Start of PASSAGE TO READ
How Isaiah Berlin Revised the “Two Concepts” (A Concluding Philological Postscript)

Having finished my three posts on the exchange of letters between Karl Popper and Isaiah Berlin, I’m ready to reward myself by rolling around in the some of the nGram catnip that I’ve been accumulating. But there’s one bit of unfinished business: a discussion of the differences between the 1958 edition of Berlin’s “Two Concepts of Liberty” and the version that was reprinted, eleven years later, as the third of his Four Essays on Liberty. While, at first glance, this would seem to be a rather tedious topic, it wound up being a good deal more interesting than I’d initially suspected. It has implications both for appreciating some of the challenges that “Two Concepts of Liberty” appears to have posed to its first readers and for understanding how Berlin understood what he was doing in this influential, if sometimes perplexing, essay.

The Two Versions of the Two Concepts

When I began the series of posts on Popper and Berlin I wasn’t at all concerned with the differences between the 1958 and the 1969 versions. Indeed, it didn’t occur to me that there were any. I worked from the 1958 text because — as I explained in my the first post — it’s the one I’ve owned for as long as I’ve been interested in political theory and it was the version Popper cited — by page number — in his letter (the fact that it is smaller and lighter than the Four Essays also had its appeal). But when I teach the essay, I use the 1969 version and several years ago I scanned that version so I could keep it on my iPad and refer to it in class. When I started to work on these posts, it occurred to me that, rather than transcribe the material that I wanted to quote, it would be easier to extract the text from my scan of the 1969 version and then paste it into the word processor I use when writing these posts. But I quickly began to notice that there were differences between what I’d copied and what I was seeing on the page in front of me.
End of PASSAGE TO READ
> REQUIREMENT A
Print the part of the passage on Berlin's "Two Concepts of Liberty" from "Having finished my" up to and including "sometimes perplexing, essay.", word for word.
The entries that follow have no connection to the passage about Berlin.
Start of SUPPLIED DATA
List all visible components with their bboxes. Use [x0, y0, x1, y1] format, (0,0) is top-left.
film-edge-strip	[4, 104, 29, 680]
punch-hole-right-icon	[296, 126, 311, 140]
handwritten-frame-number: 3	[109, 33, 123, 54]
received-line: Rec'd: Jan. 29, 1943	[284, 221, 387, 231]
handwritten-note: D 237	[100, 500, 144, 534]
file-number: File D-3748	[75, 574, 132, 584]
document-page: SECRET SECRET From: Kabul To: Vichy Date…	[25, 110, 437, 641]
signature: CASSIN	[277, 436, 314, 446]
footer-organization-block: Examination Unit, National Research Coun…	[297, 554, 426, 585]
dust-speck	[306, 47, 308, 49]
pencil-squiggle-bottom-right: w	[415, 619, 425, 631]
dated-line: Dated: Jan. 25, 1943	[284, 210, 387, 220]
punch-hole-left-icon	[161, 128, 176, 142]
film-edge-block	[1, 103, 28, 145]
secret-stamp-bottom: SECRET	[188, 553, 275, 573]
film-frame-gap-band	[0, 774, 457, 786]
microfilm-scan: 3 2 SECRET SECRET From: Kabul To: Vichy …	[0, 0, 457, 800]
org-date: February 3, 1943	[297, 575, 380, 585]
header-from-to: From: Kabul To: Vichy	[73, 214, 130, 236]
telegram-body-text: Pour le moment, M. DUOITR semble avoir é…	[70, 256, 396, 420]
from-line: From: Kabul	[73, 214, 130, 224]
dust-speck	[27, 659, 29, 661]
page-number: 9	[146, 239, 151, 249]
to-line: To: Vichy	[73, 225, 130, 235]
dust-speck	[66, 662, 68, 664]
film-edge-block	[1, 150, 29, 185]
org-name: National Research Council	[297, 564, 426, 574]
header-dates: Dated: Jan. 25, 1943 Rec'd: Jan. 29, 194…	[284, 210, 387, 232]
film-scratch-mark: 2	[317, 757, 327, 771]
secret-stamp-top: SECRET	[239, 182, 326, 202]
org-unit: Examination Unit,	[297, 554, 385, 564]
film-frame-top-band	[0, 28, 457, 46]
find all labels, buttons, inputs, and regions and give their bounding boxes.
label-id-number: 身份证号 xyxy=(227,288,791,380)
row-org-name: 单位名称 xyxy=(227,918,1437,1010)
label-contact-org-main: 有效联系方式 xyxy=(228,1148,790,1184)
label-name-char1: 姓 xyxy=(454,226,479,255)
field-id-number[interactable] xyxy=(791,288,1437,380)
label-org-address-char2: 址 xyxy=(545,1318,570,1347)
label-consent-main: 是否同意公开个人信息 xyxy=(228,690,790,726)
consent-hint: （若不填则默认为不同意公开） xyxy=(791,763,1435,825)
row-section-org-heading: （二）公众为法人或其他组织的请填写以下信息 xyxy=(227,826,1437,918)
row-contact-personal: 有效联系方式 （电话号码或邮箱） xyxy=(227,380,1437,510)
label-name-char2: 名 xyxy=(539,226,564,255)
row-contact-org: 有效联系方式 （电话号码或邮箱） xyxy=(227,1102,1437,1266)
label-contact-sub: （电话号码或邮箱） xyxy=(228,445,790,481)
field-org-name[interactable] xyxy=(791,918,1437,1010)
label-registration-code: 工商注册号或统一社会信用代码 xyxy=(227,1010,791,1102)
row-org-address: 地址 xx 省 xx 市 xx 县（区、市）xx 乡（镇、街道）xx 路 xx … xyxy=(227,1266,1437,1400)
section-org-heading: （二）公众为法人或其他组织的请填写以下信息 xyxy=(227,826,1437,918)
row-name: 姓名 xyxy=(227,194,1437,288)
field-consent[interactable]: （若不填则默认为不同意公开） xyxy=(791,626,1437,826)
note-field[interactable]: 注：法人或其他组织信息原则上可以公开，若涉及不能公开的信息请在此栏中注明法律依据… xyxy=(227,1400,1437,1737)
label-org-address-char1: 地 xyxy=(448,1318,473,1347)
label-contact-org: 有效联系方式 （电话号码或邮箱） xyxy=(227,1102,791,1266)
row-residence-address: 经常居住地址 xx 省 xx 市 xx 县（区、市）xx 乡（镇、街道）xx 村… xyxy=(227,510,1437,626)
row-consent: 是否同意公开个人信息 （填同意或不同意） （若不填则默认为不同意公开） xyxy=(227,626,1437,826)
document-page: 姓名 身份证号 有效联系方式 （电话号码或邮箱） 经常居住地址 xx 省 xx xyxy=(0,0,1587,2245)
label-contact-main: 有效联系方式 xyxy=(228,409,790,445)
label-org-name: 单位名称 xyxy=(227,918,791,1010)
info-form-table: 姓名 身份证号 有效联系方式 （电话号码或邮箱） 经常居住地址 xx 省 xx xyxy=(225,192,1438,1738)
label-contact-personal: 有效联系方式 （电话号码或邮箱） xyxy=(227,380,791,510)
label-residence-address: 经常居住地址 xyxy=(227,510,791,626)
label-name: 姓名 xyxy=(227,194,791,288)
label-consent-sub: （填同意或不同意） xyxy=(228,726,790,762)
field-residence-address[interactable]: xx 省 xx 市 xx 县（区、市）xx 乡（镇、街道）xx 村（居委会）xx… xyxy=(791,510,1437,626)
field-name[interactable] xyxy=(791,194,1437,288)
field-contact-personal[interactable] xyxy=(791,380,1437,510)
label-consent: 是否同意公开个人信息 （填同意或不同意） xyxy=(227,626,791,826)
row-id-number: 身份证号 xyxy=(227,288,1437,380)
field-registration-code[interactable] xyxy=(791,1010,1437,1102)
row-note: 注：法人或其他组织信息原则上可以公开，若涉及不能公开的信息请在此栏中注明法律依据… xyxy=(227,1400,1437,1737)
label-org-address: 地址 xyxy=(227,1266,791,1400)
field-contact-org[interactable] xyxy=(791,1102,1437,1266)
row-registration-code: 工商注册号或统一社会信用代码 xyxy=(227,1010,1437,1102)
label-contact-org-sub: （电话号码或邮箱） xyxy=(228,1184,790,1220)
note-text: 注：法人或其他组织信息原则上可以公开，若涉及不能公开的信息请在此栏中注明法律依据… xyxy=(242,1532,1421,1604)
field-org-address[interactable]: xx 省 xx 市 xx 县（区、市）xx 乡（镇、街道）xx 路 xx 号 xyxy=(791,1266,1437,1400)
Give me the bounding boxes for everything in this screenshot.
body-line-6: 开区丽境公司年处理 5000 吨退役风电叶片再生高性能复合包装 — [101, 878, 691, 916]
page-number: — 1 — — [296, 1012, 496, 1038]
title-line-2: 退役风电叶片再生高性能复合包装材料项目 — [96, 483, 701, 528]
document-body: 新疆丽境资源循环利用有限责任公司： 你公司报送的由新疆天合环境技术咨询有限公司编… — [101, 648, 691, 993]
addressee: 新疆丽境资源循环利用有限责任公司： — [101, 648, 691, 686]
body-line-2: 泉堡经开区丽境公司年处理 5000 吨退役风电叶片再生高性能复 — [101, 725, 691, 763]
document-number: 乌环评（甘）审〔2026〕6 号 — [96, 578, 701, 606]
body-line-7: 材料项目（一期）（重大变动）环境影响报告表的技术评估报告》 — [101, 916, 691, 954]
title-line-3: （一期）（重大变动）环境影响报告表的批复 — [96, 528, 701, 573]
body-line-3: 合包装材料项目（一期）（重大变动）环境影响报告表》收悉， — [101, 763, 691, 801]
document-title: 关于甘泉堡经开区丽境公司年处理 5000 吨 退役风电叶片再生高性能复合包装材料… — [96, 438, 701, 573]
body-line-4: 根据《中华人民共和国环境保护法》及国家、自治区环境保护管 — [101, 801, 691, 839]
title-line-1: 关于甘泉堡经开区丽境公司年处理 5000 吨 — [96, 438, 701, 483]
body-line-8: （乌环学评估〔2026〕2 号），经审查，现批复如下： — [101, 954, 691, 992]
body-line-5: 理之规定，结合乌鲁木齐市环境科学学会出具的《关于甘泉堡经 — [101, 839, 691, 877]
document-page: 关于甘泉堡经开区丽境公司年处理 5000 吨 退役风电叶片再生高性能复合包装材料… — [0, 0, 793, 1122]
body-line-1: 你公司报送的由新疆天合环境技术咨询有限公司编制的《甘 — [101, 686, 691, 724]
End of SUPPLIED DATA
> REQUIREMENT B
Output the entries verbatim, from the first line up to and including the line with "574, 132, 584]".

> EXERCISE RESPONSE A
Having finished my three posts on the exchange of letters between Karl Popper and Isaiah Berlin, I’m ready to reward myself by rolling around in the some of the nGram catnip that I’ve been accumulating. But there’s one bit of unfinished business: a discussion of the differences between the 1958 edition of Berlin’s “Two Concepts of Liberty” and the version that was reprinted, eleven years later, as the third of his Four Essays on Liberty. While, at first glance, this would seem to be a rather tedious topic, it wound up being a good deal more interesting than I’d initially suspected. It has implications both for appreciating some of the challenges that “Two Concepts of Liberty” appears to have posed to its first readers and for understanding how Berlin understood what he was doing in this influential, if sometimes perplexing, essay.

> EXERCISE RESPONSE B
List all visible components with their bboxes. Use [x0, y0, x1, y1] format, (0,0) is top-left.
film-edge-strip	[4, 104, 29, 680]
punch-hole-right-icon	[296, 126, 311, 140]
handwritten-frame-number: 3	[109, 33, 123, 54]
received-line: Rec'd: Jan. 29, 1943	[284, 221, 387, 231]
handwritten-note: D 237	[100, 500, 144, 534]
file-number: File D-3748	[75, 574, 132, 584]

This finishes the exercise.